# [EXERCISE]
Copy each line where the word "User" occurs.

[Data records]
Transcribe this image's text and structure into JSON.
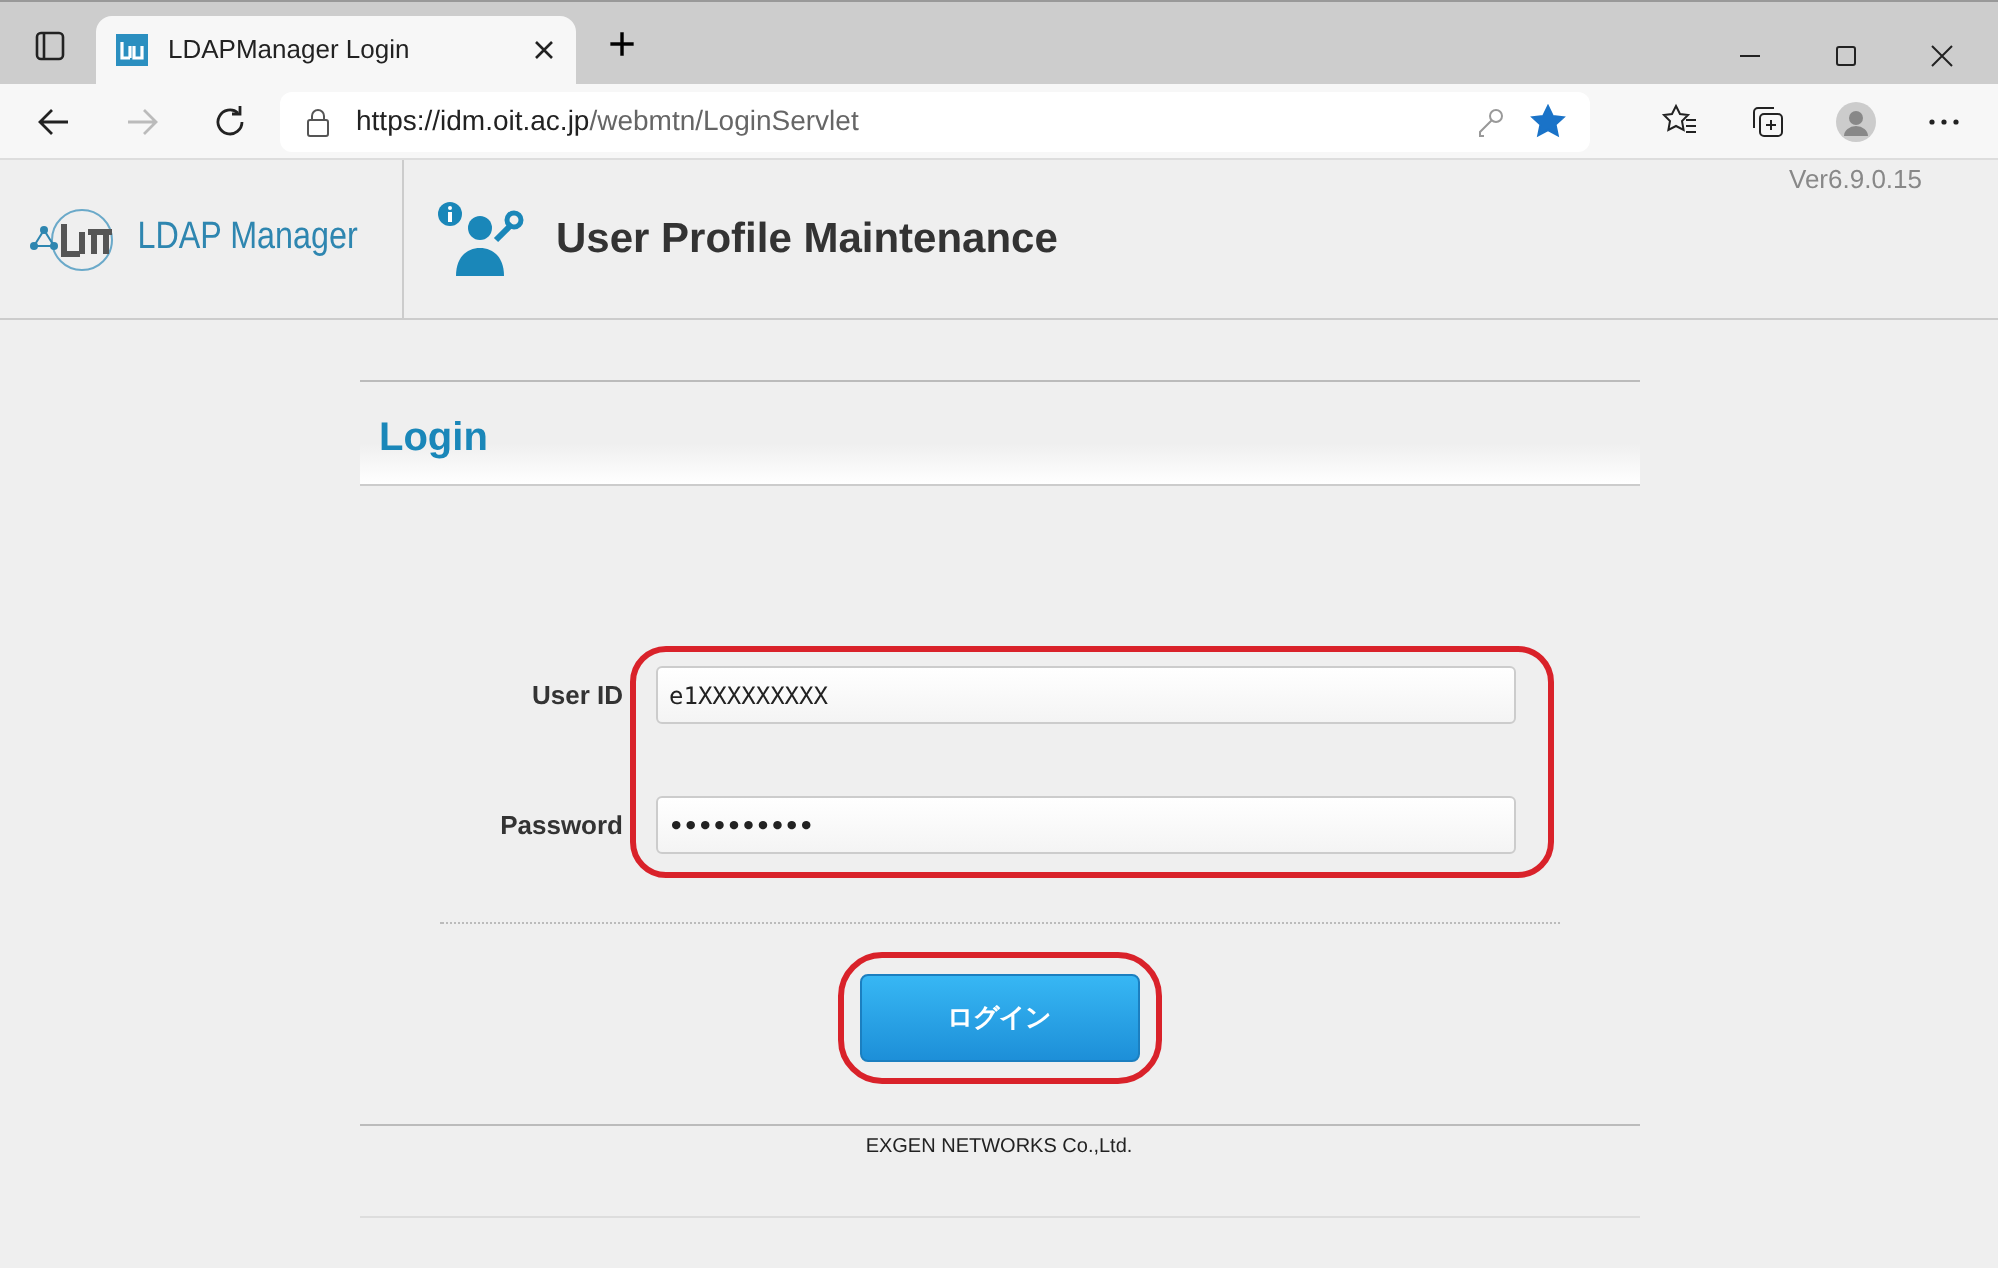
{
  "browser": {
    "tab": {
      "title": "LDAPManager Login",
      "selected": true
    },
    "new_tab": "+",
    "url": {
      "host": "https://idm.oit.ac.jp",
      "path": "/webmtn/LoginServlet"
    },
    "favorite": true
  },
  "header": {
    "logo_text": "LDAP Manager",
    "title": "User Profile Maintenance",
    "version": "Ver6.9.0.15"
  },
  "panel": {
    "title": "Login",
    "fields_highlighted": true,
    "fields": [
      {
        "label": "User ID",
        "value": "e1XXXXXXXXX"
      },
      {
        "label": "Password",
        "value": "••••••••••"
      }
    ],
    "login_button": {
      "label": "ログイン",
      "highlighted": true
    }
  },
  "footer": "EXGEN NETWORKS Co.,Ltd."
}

# [WRITTEN RESPONSE]
    "title": "User Profile Maintenance",
        "label": "User ID",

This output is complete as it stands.